GIVEN PROBLEM →
In the entries below, count the lines holding "title". Reply with the number only.
--- Start ROWS ---
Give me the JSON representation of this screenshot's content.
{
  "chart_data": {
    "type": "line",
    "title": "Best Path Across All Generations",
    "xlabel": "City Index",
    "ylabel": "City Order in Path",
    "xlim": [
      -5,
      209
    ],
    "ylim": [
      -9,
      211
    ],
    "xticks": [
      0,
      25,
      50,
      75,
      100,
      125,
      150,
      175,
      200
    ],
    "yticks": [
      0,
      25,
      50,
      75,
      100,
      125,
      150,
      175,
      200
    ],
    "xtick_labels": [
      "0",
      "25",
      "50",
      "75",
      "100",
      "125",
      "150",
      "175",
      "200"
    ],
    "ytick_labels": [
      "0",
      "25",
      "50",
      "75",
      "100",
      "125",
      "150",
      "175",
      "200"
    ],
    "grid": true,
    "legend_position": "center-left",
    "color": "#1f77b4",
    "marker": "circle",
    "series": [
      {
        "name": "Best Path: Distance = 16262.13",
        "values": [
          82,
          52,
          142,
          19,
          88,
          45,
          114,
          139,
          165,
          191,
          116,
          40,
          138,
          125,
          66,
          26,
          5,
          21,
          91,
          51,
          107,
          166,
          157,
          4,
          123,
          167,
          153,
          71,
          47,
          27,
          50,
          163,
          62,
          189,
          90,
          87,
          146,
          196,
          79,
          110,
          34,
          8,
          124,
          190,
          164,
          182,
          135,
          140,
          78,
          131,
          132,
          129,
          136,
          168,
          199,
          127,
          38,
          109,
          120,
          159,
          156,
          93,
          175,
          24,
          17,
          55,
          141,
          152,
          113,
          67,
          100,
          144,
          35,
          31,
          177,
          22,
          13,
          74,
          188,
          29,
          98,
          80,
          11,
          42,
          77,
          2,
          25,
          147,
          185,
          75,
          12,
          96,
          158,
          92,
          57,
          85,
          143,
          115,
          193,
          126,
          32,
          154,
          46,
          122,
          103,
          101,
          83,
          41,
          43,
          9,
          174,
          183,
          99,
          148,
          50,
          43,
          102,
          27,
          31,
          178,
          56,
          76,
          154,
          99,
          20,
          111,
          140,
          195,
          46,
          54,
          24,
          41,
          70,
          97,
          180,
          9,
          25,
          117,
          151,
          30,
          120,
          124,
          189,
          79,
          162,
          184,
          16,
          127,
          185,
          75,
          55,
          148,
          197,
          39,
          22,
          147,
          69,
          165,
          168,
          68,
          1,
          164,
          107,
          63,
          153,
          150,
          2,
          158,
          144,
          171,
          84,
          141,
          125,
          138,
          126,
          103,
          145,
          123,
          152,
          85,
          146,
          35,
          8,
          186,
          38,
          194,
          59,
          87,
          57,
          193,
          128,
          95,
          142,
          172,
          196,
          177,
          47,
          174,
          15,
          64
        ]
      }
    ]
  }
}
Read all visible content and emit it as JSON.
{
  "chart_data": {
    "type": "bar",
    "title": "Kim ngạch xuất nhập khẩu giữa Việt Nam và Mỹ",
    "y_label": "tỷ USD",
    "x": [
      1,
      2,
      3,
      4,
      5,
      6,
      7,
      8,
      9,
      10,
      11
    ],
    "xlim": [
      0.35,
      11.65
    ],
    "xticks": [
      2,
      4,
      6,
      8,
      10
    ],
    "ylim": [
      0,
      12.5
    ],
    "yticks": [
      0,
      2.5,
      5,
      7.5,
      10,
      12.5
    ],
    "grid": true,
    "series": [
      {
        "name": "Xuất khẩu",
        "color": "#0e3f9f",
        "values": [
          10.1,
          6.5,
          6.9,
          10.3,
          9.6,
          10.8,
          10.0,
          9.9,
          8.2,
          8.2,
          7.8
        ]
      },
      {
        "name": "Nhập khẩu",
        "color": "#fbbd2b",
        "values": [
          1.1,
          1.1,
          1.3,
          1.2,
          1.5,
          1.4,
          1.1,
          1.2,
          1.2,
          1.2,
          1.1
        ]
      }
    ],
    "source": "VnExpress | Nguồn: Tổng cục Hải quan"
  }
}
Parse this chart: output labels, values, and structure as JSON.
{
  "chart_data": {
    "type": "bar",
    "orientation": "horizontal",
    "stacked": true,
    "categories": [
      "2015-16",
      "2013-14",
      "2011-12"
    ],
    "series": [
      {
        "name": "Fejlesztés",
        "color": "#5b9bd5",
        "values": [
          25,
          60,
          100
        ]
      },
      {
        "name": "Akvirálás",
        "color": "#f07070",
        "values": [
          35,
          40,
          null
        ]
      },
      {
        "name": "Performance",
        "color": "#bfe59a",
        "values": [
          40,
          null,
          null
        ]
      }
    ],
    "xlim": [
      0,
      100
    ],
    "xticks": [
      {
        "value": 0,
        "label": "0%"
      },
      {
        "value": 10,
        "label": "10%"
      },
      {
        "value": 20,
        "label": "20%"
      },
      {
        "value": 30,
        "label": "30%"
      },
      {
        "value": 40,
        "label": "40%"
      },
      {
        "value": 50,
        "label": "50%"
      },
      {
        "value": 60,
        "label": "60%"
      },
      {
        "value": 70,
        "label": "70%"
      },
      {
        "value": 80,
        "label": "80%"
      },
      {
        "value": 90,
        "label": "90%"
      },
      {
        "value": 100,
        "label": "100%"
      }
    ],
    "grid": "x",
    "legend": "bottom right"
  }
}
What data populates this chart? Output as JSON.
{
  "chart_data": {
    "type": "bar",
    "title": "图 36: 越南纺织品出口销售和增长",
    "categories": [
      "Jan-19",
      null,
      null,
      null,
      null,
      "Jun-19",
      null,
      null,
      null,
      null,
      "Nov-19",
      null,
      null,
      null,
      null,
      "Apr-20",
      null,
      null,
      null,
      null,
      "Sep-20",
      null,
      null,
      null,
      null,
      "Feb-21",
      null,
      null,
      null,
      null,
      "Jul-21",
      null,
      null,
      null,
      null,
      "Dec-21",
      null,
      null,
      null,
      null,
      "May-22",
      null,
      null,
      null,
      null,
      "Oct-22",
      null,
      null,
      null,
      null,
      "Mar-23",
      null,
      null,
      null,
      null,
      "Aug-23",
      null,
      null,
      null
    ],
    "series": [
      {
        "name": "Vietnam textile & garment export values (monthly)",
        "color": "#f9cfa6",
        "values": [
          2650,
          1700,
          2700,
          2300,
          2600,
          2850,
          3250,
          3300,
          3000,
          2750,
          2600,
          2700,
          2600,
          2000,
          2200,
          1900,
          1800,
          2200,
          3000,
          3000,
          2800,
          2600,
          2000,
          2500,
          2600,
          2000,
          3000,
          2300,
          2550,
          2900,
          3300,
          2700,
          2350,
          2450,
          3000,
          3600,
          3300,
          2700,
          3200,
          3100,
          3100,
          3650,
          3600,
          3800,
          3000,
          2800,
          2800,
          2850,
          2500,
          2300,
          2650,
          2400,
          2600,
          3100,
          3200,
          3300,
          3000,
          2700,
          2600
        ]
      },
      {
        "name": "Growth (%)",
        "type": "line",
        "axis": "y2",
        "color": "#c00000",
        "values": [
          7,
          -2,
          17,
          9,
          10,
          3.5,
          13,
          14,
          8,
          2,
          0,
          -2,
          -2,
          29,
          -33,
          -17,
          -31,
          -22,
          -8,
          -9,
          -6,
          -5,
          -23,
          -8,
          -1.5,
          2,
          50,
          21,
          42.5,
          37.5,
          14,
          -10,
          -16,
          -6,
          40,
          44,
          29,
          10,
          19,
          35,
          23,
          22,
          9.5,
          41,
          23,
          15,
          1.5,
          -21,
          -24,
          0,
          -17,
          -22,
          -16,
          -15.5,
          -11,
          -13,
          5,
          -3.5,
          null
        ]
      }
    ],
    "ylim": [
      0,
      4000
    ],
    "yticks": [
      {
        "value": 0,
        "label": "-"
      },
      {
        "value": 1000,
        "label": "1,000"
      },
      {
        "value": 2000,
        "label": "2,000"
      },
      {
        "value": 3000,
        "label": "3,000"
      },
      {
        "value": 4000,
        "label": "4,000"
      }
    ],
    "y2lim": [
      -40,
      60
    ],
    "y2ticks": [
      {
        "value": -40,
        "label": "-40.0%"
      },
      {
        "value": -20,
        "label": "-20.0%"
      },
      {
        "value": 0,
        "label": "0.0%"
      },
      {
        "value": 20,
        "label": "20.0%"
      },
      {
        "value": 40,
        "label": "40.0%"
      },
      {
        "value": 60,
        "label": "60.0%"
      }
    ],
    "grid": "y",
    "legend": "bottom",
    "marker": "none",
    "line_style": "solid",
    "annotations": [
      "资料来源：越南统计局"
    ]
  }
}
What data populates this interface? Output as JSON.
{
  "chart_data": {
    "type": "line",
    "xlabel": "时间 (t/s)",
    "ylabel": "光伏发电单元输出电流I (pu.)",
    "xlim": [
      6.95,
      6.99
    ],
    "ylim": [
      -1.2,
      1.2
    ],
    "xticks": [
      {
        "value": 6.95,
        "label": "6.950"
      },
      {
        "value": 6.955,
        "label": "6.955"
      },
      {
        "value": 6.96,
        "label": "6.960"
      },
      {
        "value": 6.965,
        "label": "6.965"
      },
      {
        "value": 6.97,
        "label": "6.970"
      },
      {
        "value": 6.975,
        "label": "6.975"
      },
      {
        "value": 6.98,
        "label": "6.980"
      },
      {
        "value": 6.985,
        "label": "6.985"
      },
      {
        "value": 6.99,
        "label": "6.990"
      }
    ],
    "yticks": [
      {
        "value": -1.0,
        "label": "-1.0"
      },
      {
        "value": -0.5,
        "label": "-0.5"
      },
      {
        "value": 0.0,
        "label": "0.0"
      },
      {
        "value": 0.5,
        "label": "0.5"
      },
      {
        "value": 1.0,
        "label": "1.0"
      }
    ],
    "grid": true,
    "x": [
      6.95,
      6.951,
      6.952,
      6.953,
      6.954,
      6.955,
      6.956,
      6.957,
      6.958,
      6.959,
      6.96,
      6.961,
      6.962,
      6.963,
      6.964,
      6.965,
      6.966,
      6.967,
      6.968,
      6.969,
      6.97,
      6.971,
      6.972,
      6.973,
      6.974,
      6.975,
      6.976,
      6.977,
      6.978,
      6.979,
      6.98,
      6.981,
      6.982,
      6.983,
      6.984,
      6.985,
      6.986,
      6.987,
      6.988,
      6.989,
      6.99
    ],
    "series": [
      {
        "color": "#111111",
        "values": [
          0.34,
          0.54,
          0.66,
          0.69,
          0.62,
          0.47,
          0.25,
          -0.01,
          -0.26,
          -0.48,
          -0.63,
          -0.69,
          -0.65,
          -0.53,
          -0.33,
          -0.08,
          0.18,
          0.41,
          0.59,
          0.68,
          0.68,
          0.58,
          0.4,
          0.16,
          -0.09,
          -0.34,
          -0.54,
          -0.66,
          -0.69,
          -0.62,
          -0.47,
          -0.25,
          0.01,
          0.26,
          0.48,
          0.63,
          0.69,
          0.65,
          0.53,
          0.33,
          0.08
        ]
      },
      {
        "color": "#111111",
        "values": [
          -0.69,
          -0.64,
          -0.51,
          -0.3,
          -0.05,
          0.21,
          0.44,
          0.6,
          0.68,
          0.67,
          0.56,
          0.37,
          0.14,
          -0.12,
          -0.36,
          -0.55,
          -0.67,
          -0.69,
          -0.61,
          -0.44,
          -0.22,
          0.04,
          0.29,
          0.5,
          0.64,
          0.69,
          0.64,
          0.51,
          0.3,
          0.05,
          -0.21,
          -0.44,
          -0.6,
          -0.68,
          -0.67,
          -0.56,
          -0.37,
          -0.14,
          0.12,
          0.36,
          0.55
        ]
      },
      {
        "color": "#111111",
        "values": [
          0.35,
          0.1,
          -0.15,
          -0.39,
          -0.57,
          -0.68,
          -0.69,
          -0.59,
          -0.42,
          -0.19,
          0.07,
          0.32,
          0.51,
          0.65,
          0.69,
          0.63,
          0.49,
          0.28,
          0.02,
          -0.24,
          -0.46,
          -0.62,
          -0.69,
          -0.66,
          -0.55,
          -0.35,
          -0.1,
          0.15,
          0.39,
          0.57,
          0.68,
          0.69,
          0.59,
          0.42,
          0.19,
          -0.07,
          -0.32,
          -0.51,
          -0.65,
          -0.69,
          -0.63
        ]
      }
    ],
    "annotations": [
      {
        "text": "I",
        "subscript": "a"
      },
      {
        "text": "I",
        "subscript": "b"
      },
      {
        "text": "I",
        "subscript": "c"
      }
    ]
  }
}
--- End ROWS ---
THE REPLY →
3